» Exercise brief
Find the word "bread" in the material below and gather every line that contains it.

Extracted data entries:
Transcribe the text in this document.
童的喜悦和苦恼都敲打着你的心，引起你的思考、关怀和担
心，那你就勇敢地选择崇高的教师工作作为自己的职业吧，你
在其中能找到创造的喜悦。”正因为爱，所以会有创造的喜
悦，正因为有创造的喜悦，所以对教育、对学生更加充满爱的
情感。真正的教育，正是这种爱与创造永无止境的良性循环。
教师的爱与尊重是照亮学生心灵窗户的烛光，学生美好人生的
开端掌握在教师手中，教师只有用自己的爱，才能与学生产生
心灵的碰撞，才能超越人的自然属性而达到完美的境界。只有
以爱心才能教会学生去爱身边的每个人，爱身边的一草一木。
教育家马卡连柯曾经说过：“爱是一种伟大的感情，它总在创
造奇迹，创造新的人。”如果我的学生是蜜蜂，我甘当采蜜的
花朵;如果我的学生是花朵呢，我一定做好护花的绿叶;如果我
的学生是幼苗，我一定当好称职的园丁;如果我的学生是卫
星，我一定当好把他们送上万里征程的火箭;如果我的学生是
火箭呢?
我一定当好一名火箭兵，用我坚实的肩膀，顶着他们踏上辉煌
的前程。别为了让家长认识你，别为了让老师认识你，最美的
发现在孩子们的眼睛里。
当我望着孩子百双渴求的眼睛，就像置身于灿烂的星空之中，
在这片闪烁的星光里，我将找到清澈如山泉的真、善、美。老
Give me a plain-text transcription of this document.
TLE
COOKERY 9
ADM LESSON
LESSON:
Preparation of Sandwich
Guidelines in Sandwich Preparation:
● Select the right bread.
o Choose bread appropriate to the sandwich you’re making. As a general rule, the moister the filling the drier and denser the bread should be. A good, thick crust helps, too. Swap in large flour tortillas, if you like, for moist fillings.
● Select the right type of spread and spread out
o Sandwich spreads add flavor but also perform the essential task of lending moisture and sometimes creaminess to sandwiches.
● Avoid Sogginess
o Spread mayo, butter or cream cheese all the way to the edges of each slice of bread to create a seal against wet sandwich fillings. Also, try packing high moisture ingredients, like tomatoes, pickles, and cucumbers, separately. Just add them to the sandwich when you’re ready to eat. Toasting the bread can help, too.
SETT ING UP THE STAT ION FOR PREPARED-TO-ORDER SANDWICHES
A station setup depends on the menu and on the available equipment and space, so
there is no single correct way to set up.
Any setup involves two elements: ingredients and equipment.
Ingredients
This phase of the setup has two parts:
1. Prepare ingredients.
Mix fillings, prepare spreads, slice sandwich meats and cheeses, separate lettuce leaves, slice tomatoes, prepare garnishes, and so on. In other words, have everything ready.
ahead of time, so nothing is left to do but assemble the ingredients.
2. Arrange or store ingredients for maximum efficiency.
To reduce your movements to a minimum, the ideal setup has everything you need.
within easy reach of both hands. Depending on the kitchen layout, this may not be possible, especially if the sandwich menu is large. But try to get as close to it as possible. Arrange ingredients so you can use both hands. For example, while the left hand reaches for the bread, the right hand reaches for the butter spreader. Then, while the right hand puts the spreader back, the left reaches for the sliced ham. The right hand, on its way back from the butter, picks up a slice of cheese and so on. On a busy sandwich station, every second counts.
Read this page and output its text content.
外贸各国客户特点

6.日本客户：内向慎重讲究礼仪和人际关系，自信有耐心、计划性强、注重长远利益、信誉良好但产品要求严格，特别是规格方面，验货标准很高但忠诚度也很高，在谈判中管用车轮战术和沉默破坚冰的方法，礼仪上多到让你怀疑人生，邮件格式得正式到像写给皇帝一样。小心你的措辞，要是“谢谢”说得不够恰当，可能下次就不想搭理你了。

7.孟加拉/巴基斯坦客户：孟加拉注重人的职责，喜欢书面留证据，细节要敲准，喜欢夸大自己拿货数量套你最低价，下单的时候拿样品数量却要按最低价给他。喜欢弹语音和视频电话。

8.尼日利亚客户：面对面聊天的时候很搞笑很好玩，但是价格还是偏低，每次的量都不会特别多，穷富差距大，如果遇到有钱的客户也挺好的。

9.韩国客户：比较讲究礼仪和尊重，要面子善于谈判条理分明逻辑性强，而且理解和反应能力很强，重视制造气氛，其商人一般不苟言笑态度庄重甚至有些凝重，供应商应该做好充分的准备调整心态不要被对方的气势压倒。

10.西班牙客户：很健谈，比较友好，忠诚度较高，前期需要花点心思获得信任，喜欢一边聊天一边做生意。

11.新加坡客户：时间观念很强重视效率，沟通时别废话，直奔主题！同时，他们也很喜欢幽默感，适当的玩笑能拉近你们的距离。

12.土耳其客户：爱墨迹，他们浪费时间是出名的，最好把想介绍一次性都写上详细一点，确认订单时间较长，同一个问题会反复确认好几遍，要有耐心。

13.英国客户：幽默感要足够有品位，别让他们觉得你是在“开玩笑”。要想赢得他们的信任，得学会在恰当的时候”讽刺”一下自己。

» Exercise output
● Select the right bread.
o Choose bread appropriate to the sandwich you’re making. As a general rule, the moister the filling the drier and denser the bread should be. A good, thick crust helps, too. Swap in large flour tortillas, if you like, for moist fillings.
o Spread mayo, butter or cream cheese all the way to the edges of each slice of bread to create a seal against wet sandwich fillings. Also, try packing high moisture ingredients, like tomatoes, pickles, and cucumbers, separately. Just add them to the sandwich when you’re ready to eat. Toasting the bread can help, too.
within easy reach of both hands. Depending on the kitchen layout, this may not be possible, especially if the sandwich menu is large. But try to get as close to it as possible. Arrange ingredients so you can use both hands. For example, while the left hand reaches for the bread, the right hand reaches for the butter spreader. Then, while the right hand puts the spreader back, the left reaches for the sliced ham. The right hand, on its way back from the butter, picks up a slice of cheese and so on. On a busy sandwich station, every second counts.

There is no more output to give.